Reading text:

The Board rejected the patent owner’s argument, explaining that the “mere receipt of a complaint, via email or even ECF” and service in response to a subpoena does not initiate the one-year time period under § 315(b). In its interpretation of § 315(b), the Board concurred with a prior panel’s—Motorola Mobility LLC v. Arnouse, Case IPR2013-00010 (PTAB Jan. 30, 2013) —statement that “[w]e do not do not believe that the Congress intended to have the time period start before a petitioner is officially a defendant in a law suit.” Because “Petitioner was not, and never has been, a party defendant” in the ION litigation, it was never “served with a complaint” for purpose of § 315(b).
The patent owner also argued that proposed grounds of invalidity should be rejected as redundant to those advanced in a prior IPR because the claim at issue depends from a claim examined in the previous IPR. The PTAB disagreed, explaining that there was no redundancy “[b]ecause this Petition involves a different claim.”
AIA / IPR / Real Party in Interest / Privity
IPR Privity Analysis Includes post-Complaint Period
Clarifying the privity requirement for inter partes review (IPR) petitions, the U.S. Patent and Trademark Office (PTO) Patent Trial and Appeal Board (PTAB or Board) explained that privity should be determined looking at the time period up to the date of the IPR petition, not just the date of service of any district court complaint. VMWare, Inc. v. Good Technology Software, Inc., Case Nos. IPR2015-0002, -00030, -00031 (PTAB, Mar. 6, 2015) (Weinschenk, APJ.).
Good Technology Software (GTS) is the owner of certain patents, which it asserted against the AirWatch company in November of 2012. In February of 2014, the petitioner VMWare acquired AirWatch, and in October of 2014 VMWare filed IPR petitions against the patents asserted by GTS. In those petitions, VMWare acknowledged that AirWatch was now its wholly-owned subsidiary, but argued that its petitions should not be time-barred under 35 U.S.C. § 315(b) because it was not in privity with AirWatch at the time the patents were initially asserted against AirWatch.

Request: Go on with the text on IPR time bars and privity from the point where it stops. The items that come next are separate material and are not part of the text on IPR time bars and privity.

Entries provided:
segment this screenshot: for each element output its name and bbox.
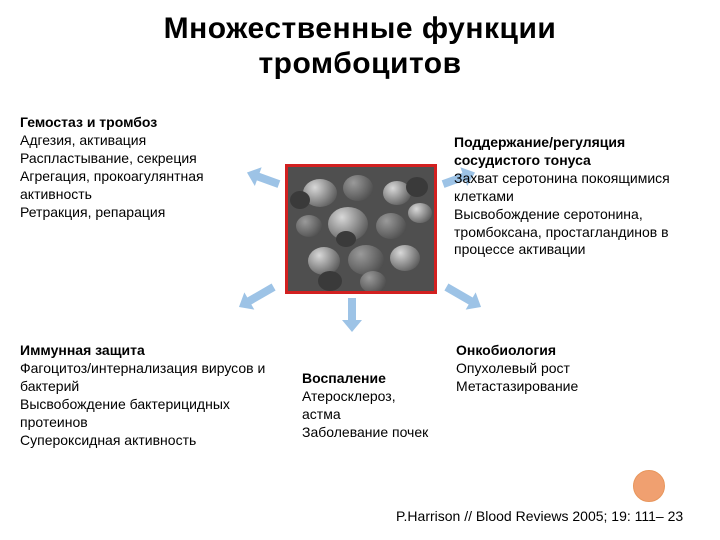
body-onco: Опухолевый ростМетастазирование (456, 360, 578, 394)
citation: P.Harrison // Blood Reviews 2005; 19: 11… (396, 508, 683, 524)
block-immune: Иммунная защита Фагоцитоз/интернализация… (20, 342, 266, 449)
heading-onco: Онкобиология (456, 342, 556, 358)
arrow-bottom-right (432, 266, 492, 326)
body-tone: Захват серотонина покоящимися клеткамиВы… (454, 170, 670, 258)
body-immune: Фагоцитоз/интернализация вирусов и бакте… (20, 360, 265, 448)
arrow-bottom-center (330, 294, 374, 338)
title-line1: Множественные функции (164, 12, 557, 45)
block-onco: Онкобиология Опухолевый ростМетастазиров… (456, 342, 636, 396)
heading-inflammation: Воспаление (302, 370, 386, 386)
block-tone: Поддержание/регуляция сосудистого тонуса… (454, 134, 704, 259)
block-inflammation: Воспаление Атеросклероз, астмаЗаболевани… (302, 370, 432, 442)
heading-hemostasis: Гемостаз и тромбоз (20, 114, 157, 130)
title-line2: тромбоцитов (258, 47, 461, 80)
body-hemostasis: Адгезия, активацияРаспластывание, секрец… (20, 132, 204, 220)
heading-immune: Иммунная защита (20, 342, 145, 358)
slide-title: Множественные функции тромбоцитов (0, 12, 720, 81)
heading-tone: Поддержание/регуляция сосудистого тонуса (454, 134, 625, 168)
arrow-top-left (234, 150, 290, 206)
center-image (285, 164, 437, 294)
block-hemostasis: Гемостаз и тромбоз Адгезия, активацияРас… (20, 114, 230, 221)
slide-marker-dot (633, 470, 665, 502)
slide: Множественные функции тромбоцитов Гемост… (0, 0, 720, 540)
arrow-bottom-left (228, 266, 288, 326)
body-inflammation: Атеросклероз, астмаЗаболевание почек (302, 388, 428, 440)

Response for this exercise:
The Board disagreed, noting that the issue is a “highly fact-dependent question” that is to be evaluated based on “flexible and equitable considerations.” The Board explained that, under § 315(b), the status of an entity being in privity with the petitioner is not limited temporally to the time of filing of related litigations. The Trial Practice Guide provides guidance for determining privity, including that “[t]he relevant factors for determining whether a party is a real party in interest or a privy of the petitioner include, inter alia, the party’s relationship with the petitioner and the nature and/or degree of the party’s involvement in the filing of the petition.” From this guidance, the Board concluded that “at least some of the factors analyzed in determining whether a party is a real party in interest or a privy of the petitioner involve actions or events that may occur after service of a complaint alleging infringement of the challenged patent.” Thus, when properly framed under §315(b), a privity analysis can include the period between service of a complaint and the filing of a petition seeking inter partes review.
The Board rejected petitioners argument that certain of its prior decisions supported limiting the privity determination under §315(b) to only the time of service of the complaint, explaining that those decisions were non-precedential and that there was no language in the controlling statute that mitigated in favor of adopting the petitioner’s position.
In view of its analysis, and because an inter partes review “may not be instituted if the petition requesting the proceeding is filed more than 1 year after the date on which the petitioner, real party in interest, or privy of the petitioner is served with a complaint alleging infringement of the patent,” the Board concluded that VMWare’s petitions were time-barred.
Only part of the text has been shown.